▸ **DIRECTION**
Leave out the pictures and restate the rest of the data exactly.

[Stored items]
****************

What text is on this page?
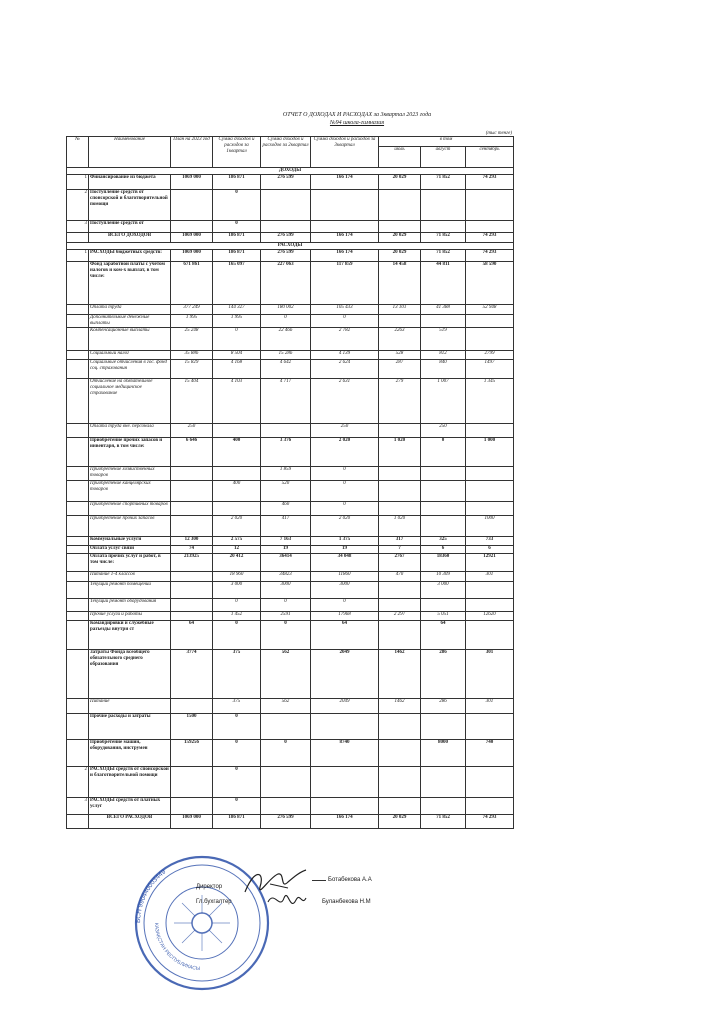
ОТЧЕТ О ДОХОДАХ И РАСХОДАХ за 3квартал 2023 года
№94 школа-гимназия
(тыс тенге)
№	Наименование	План на 2023 год	Сумма доходов и расходов за 1квартал	Сумма доходов и расходов за 2квартал	Сумма доходов и расходов за 3квартал	в том
июль	август	сентябрь
ДОХОДЫ
1	Финансирование из бюджета	1069 000	186 871	276 599	166 174	20 029	71 852	74 293
2	Поступление средств от спонсорской и благотворительной помощи		0					
3	Поступление средств от		0					
	ВСЕГО ДОХОДОВ	1069 000	186 871	276 599	166 174	20 029	71 852	74 293
РАСХОДЫ
1	РАСХОДЫ бюджетных средств:	1069 000	186 871	276 599	166 174	20 029	71 852	74 293
	Фонд заработной платы с учетом налогов и ком-х выплат, в том числе:	671 861	165 097	227 063	117 859	14 458	44 811	58 590
	Оплата труда	377 249	144 327	180 002	105 433	13 101	41 388	52 948
	Дополнительные денежные выплаты	1 995	1 995	0	0			
	Компенсационные выплаты	25 248	0	22 466	2 782	2263	519	
	Социальный налог	35 886	8 504	15 286	4 139	528	812	2799
	Социальные отчисления в гос. фонд соц. страхования	15 829	4 168	4 642	2 624	287	840	1497
	Отчисление на обязательное социальное медицинское страхование	15 404	4 103	4 717	2 631	279	1 007	1 345
	Оплата труда вне. персонала	250			250		250	
	Приобретение прочих запасов и инвентаря, в том числе:	6 646	400	3 376	2 020	1 020	0	1 000
	Приобретение хозяйственных товаров			1 859	0			
	Приобретение канцелярских товаров		400	520	0			
	Приобретение спортивных товаров			460	0			
	Приобретение прочих запасов		2 020	417	2 020	1 020		1000
	Коммунальные услуги	12 300	2 575	7 163	1 375	317	325	733
	Оплата услуг связи	74	12	19	19	7	6	6
	Оплата прочих услуг и работ, в том числе:	213925	20 412	36414	34 048	2767	18360	12921
	Питание 1-4 классов		18 960	34823	11860	470	10 309	301
	Текущий ремонт помещений		3 000	3000	3000		3 000	
	Текущий ремонт оборудования		0	0	0			
	Прочие услуги и работы		1 452	2591	17968	2 297	5 051	12620
	Командировки и служебные разъезды внутри ст	64	0	0	64		64	
	Затраты Фонда всеобщего обязательного среднего образования	3774	375	562	2049	1462	286	301
	Питание		375	562	2049	1462	286	301
	Прочие расходы и затраты	1500	0					
	Приобретение машин, оборудования, инструмен	159256	0	0	8740		8000	740
2	РАСХОДЫ средств от спонсорской и благотворительной помощи		0					
3	РАСХОДЫ средств от платных услуг		0					
	ВСЕГО РАСХОДОВ	1069 000	186 871	276 599	166 174	20 029	71 852	74 293
БСН 990440003449
КАЗАҚСТАН РЕСПУБЛИКАСЫ
Директор
Гл.бухгалтер
Ботабекова А.А
Буланбекова Н.М
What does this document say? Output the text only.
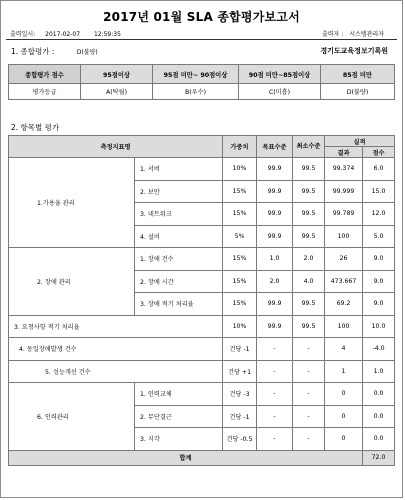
2017년 01월 SLA 종합평가보고서
출력일시: 2017-02-07 12:59:35	출력자 : 시스템관리자
1. 종합평가 :	D(불량)	경기도교육정보기록원
종합평가 점수	95점이상	95점 미만~ 90점이상	90점 미만~85점이상	85점 미만
평가등급	A(탁월)	B(우수)	C(미흡)	D(불량)
2. 항목별 평가
측정지표명		가중치	목표수준	최소수준	실적	
					결과	점수
1.가용율 관리	1. 서버	10%	99.9	99.5	99.374	6.0
	2. 보안	15%	99.9	99.5	99.999	15.0
	3. 네트워크	15%	99.9	99.5	99.789	12.0
	4. 설비	5%	99.9	99.5	100	5.0
2. 장애 관리	1. 장애 건수	15%	1.0	2.0	26	9.0
	2. 장애 시간	15%	2.0	4.0	473.667	9.0
	3. 장애 적기 처리율	15%	99.9	99.5	69.2	9.0
3. 요청사항 적기 처리율		10%	99.9	99.5	100	10.0
4. 동일장애발생 건수		건당 -1	-	-	4	-4.0
5. 성능개선 건수		건당 +1	-	-	1	1.0
6. 인력관리	1. 인력교체	건당 -3	-	-	0	0.0
	2. 무단결근	건당 -1	-	-	0	0.0
	3. 지각	건당 -0.5	-	-	0	0.0
합계						72.0
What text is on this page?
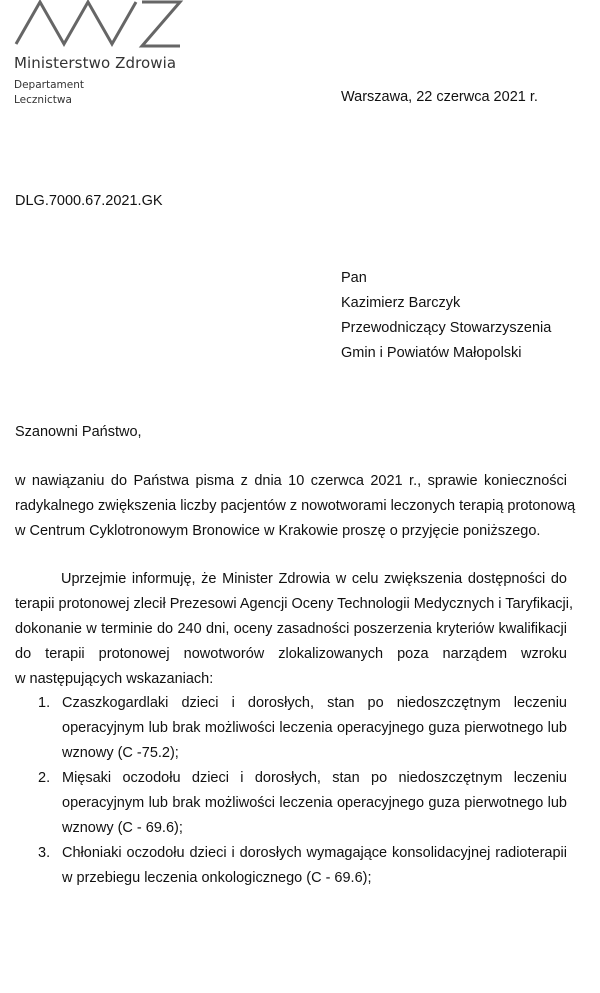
Ministerstwo Zdrowia
Departament
Lecznictwa	Warszawa, 22 czerwca 2021 r.
DLG.7000.67.2021.GK
Pan
Kazimierz Barczyk
Przewodniczący Stowarzyszenia
Gmin i Powiatów Małopolski
Szanowni Państwo,
w nawiązaniu do Państwa pisma z dnia 10 czerwca 2021 r., sprawie konieczności
radykalnego zwiększenia liczby pacjentów z nowotworami leczonych terapią protonową
w Centrum Cyklotronowym Bronowice w Krakowie proszę o przyjęcie poniższego.
Uprzejmie informuję, że Minister Zdrowia w celu zwiększenia dostępności do
terapii protonowej zlecił Prezesowi Agencji Oceny Technologii Medycznych i Taryfikacji,
dokonanie w terminie do 240 dni, oceny zasadności poszerzenia kryteriów kwalifikacji
do terapii protonowej nowotworów zlokalizowanych poza narządem wzroku
w następujących wskazaniach:
1. Czaszkogardlaki dzieci i dorosłych, stan po niedoszczętnym leczeniu
operacyjnym lub brak możliwości leczenia operacyjnego guza pierwotnego lub
wznowy (C -75.2);
2. Mięsaki oczodołu dzieci i dorosłych, stan po niedoszczętnym leczeniu
operacyjnym lub brak możliwości leczenia operacyjnego guza pierwotnego lub
wznowy (C - 69.6);
3. Chłoniaki oczodołu dzieci i dorosłych wymagające konsolidacyjnej radioterapii
w przebiegu leczenia onkologicznego (C - 69.6);
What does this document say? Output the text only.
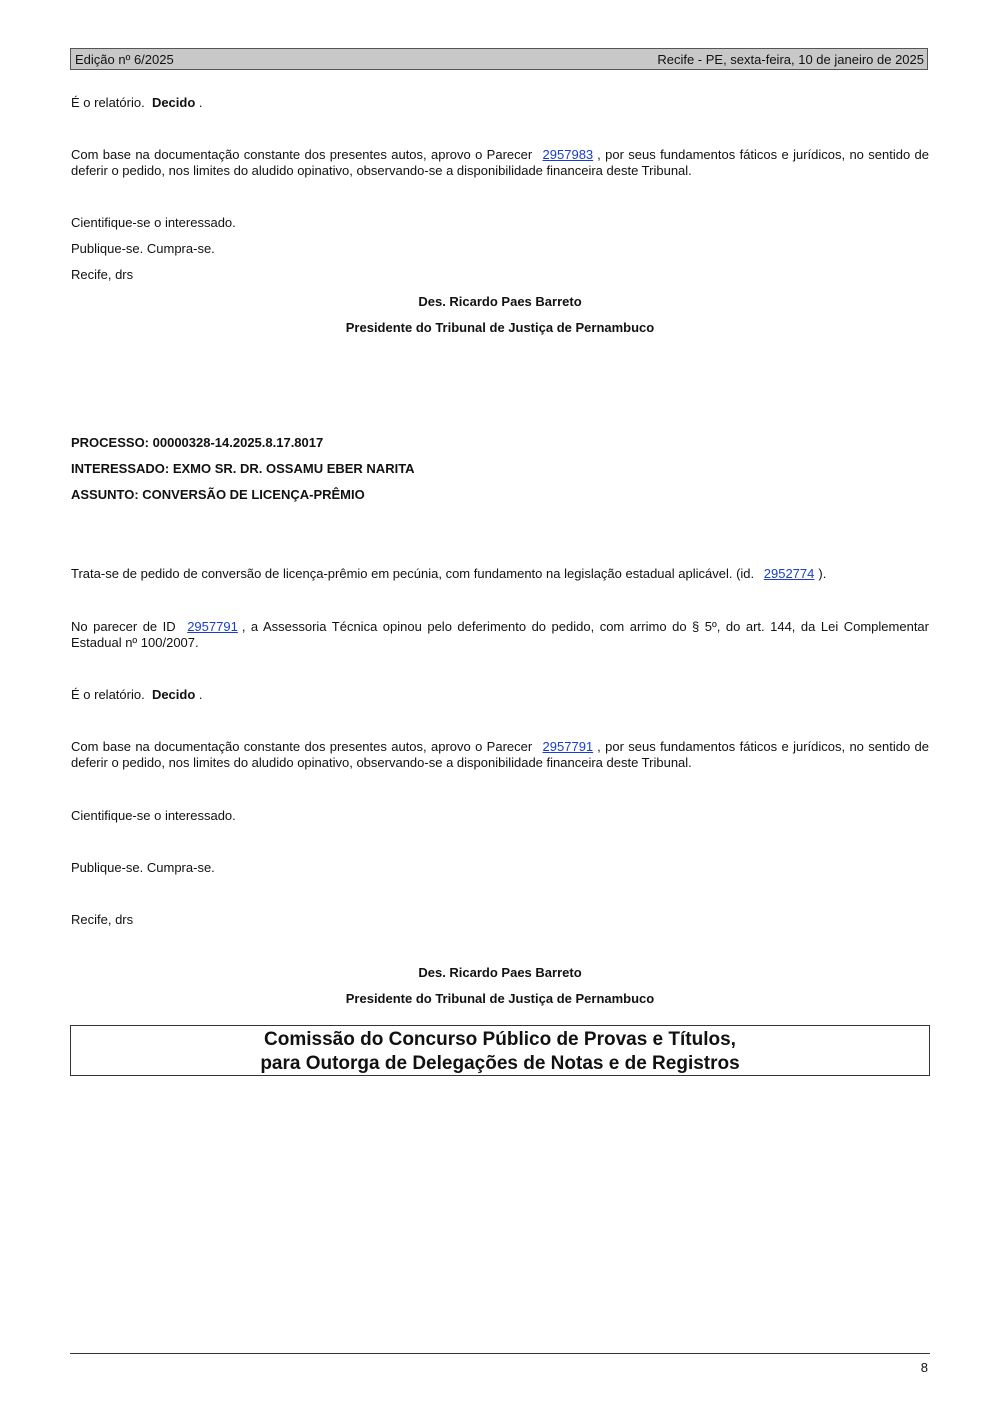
Edição nº 6/2025	Recife - PE, sexta-feira, 10 de janeiro de 2025
É o relatório. Decido .
Com base na documentação constante dos presentes autos, aprovo o Parecer 2957983 , por seus fundamentos fáticos e jurídicos, no sentido de deferir o pedido, nos limites do aludido opinativo, observando-se a disponibilidade financeira deste Tribunal.
Cientifique-se o interessado.
Publique-se. Cumpra-se.
Recife, drs
Des. Ricardo Paes Barreto
Presidente do Tribunal de Justiça de Pernambuco
PROCESSO: 00000328-14.2025.8.17.8017
INTERESSADO: EXMO SR. DR. OSSAMU EBER NARITA
ASSUNTO: CONVERSÃO DE LICENÇA-PRÊMIO
Trata-se de pedido de conversão de licença-prêmio em pecúnia, com fundamento na legislação estadual aplicável. (id. 2952774 ).
No parecer de ID 2957791 , a Assessoria Técnica opinou pelo deferimento do pedido, com arrimo do § 5º, do art. 144, da Lei Complementar Estadual nº 100/2007.
É o relatório. Decido .
Com base na documentação constante dos presentes autos, aprovo o Parecer 2957791 , por seus fundamentos fáticos e jurídicos, no sentido de deferir o pedido, nos limites do aludido opinativo, observando-se a disponibilidade financeira deste Tribunal.
Cientifique-se o interessado.
Publique-se. Cumpra-se.
Recife, drs
Des. Ricardo Paes Barreto
Presidente do Tribunal de Justiça de Pernambuco
Comissão do Concurso Público de Provas e Títulos,
para Outorga de Delegações de Notas e de Registros
8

****************

▸ **OUTPUT FOR THIS TASK**
What text is on this page?
ОТЧЕТ О ДОХОДАХ И РАСХОДАХ за 3квартал 2023 года
№94 школа-гимназия
(тыс тенге)
№	Наименование	План на 2023 год	Сумма доходов и расходов за 1квартал	Сумма доходов и расходов за 2квартал	Сумма доходов и расходов за 3квартал	в том
июль	август	сентябрь
ДОХОДЫ
1	Финансирование из бюджета	1069 000	186 871	276 599	166 174	20 029	71 852	74 293
2	Поступление средств от спонсорской и благотворительной помощи		0					
3	Поступление средств от		0					
	ВСЕГО ДОХОДОВ	1069 000	186 871	276 599	166 174	20 029	71 852	74 293
РАСХОДЫ
1	РАСХОДЫ бюджетных средств:	1069 000	186 871	276 599	166 174	20 029	71 852	74 293
	Фонд заработной платы с учетом налогов и ком-х выплат, в том числе:	671 861	165 097	227 063	117 859	14 458	44 811	58 590
	Оплата труда	377 249	144 327	180 002	105 433	13 101	41 388	52 948
	Дополнительные денежные выплаты	1 995	1 995	0	0			
	Компенсационные выплаты	25 248	0	22 466	2 782	2263	519	
	Социальный налог	35 886	8 504	15 286	4 139	528	812	2799
	Социальные отчисления в гос. фонд соц. страхования	15 829	4 168	4 642	2 624	287	840	1497
	Отчисление на обязательное социальное медицинское страхование	15 404	4 103	4 717	2 631	279	1 007	1 345
	Оплата труда вне. персонала	250			250		250	
	Приобретение прочих запасов и инвентаря, в том числе:	6 646	400	3 376	2 020	1 020	0	1 000
	Приобретение хозяйственных товаров			1 859	0			
	Приобретение канцелярских товаров		400	520	0			
	Приобретение спортивных товаров			460	0			
	Приобретение прочих запасов		2 020	417	2 020	1 020		1000
	Коммунальные услуги	12 300	2 575	7 163	1 375	317	325	733
	Оплата услуг связи	74	12	19	19	7	6	6
	Оплата прочих услуг и работ, в том числе:	213925	20 412	36414	34 048	2767	18360	12921
	Питание 1-4 классов		18 960	34823	11860	470	10 309	301
	Текущий ремонт помещений		3 000	3000	3000		3 000	
	Текущий ремонт оборудования		0	0	0			
	Прочие услуги и работы		1 452	2591	17968	2 297	5 051	12620
	Командировки и служебные разъезды внутри ст	64	0	0	64		64	
	Затраты Фонда всеобщего обязательного среднего образования	3774	375	562	2049	1462	286	301
	Питание		375	562	2049	1462	286	301
	Прочие расходы и затраты	1500	0					
	Приобретение машин, оборудования, инструмен	159256	0	0	8740		8000	740
2	РАСХОДЫ средств от спонсорской и благотворительной помощи		0					
3	РАСХОДЫ средств от платных услуг		0					
	ВСЕГО РАСХОДОВ	1069 000	186 871	276 599	166 174	20 029	71 852	74 293
БСН 990440003449
КАЗАҚСТАН РЕСПУБЛИКАСЫ
Директор
Гл.бухгалтер
Ботабекова А.А
Буланбекова Н.М
What does this document say? Output the text only.
2017년 01월 SLA 종합평가보고서
출력일시: 2017-02-07 12:59:35	출력자 : 시스템관리자
1. 종합평가 :	D(불량)	경기도교육정보기록원
종합평가 점수	95점이상	95점 미만~ 90점이상	90점 미만~85점이상	85점 미만
평가등급	A(탁월)	B(우수)	C(미흡)	D(불량)
2. 항목별 평가
측정지표명		가중치	목표수준	최소수준	실적	
					결과	점수
1.가용율 관리	1. 서버	10%	99.9	99.5	99.374	6.0
	2. 보안	15%	99.9	99.5	99.999	15.0
	3. 네트워크	15%	99.9	99.5	99.789	12.0
	4. 설비	5%	99.9	99.5	100	5.0
2. 장애 관리	1. 장애 건수	15%	1.0	2.0	26	9.0
	2. 장애 시간	15%	2.0	4.0	473.667	9.0
	3. 장애 적기 처리율	15%	99.9	99.5	69.2	9.0
3. 요청사항 적기 처리율		10%	99.9	99.5	100	10.0
4. 동일장애발생 건수		건당 -1	-	-	4	-4.0
5. 성능개선 건수		건당 +1	-	-	1	1.0
6. 인력관리	1. 인력교체	건당 -3	-	-	0	0.0
	2. 무단결근	건당 -1	-	-	0	0.0
	3. 지각	건당 -0.5	-	-	0	0.0
합계						72.0
What text is on this page?
Ministerstwo Zdrowia
Departament
Lecznictwa	Warszawa, 22 czerwca 2021 r.
DLG.7000.67.2021.GK
Pan
Kazimierz Barczyk
Przewodniczący Stowarzyszenia
Gmin i Powiatów Małopolski
Szanowni Państwo,
w nawiązaniu do Państwa pisma z dnia 10 czerwca 2021 r., sprawie konieczności
radykalnego zwiększenia liczby pacjentów z nowotworami leczonych terapią protonową
w Centrum Cyklotronowym Bronowice w Krakowie proszę o przyjęcie poniższego.
Uprzejmie informuję, że Minister Zdrowia w celu zwiększenia dostępności do
terapii protonowej zlecił Prezesowi Agencji Oceny Technologii Medycznych i Taryfikacji,
dokonanie w terminie do 240 dni, oceny zasadności poszerzenia kryteriów kwalifikacji
do terapii protonowej nowotworów zlokalizowanych poza narządem wzroku
w następujących wskazaniach:
1. Czaszkogardlaki dzieci i dorosłych, stan po niedoszczętnym leczeniu
operacyjnym lub brak możliwości leczenia operacyjnego guza pierwotnego lub
wznowy (C -75.2);
2. Mięsaki oczodołu dzieci i dorosłych, stan po niedoszczętnym leczeniu
operacyjnym lub brak możliwości leczenia operacyjnego guza pierwotnego lub
wznowy (C - 69.6);
3. Chłoniaki oczodołu dzieci i dorosłych wymagające konsolidacyjnej radioterapii
w przebiegu leczenia onkologicznego (C - 69.6);
What does this document say? Output the text only.
Edição nº 6/2025	Recife - PE, sexta-feira, 10 de janeiro de 2025
É o relatório. Decido .
Com base na documentação constante dos presentes autos, aprovo o Parecer 2957983 , por seus fundamentos fáticos e jurídicos, no sentido de deferir o pedido, nos limites do aludido opinativo, observando-se a disponibilidade financeira deste Tribunal.
Cientifique-se o interessado.
Publique-se. Cumpra-se.
Recife, drs
Des. Ricardo Paes Barreto
Presidente do Tribunal de Justiça de Pernambuco
PROCESSO: 00000328-14.2025.8.17.8017
INTERESSADO: EXMO SR. DR. OSSAMU EBER NARITA
ASSUNTO: CONVERSÃO DE LICENÇA-PRÊMIO
Trata-se de pedido de conversão de licença-prêmio em pecúnia, com fundamento na legislação estadual aplicável. (id. 2952774 ).
No parecer de ID 2957791 , a Assessoria Técnica opinou pelo deferimento do pedido, com arrimo do § 5º, do art. 144, da Lei Complementar Estadual nº 100/2007.
É o relatório. Decido .
Com base na documentação constante dos presentes autos, aprovo o Parecer 2957791 , por seus fundamentos fáticos e jurídicos, no sentido de deferir o pedido, nos limites do aludido opinativo, observando-se a disponibilidade financeira deste Tribunal.
Cientifique-se o interessado.
Publique-se. Cumpra-se.
Recife, drs
Des. Ricardo Paes Barreto
Presidente do Tribunal de Justiça de Pernambuco
Comissão do Concurso Público de Provas e Títulos,
para Outorga de Delegações de Notas e de Registros
8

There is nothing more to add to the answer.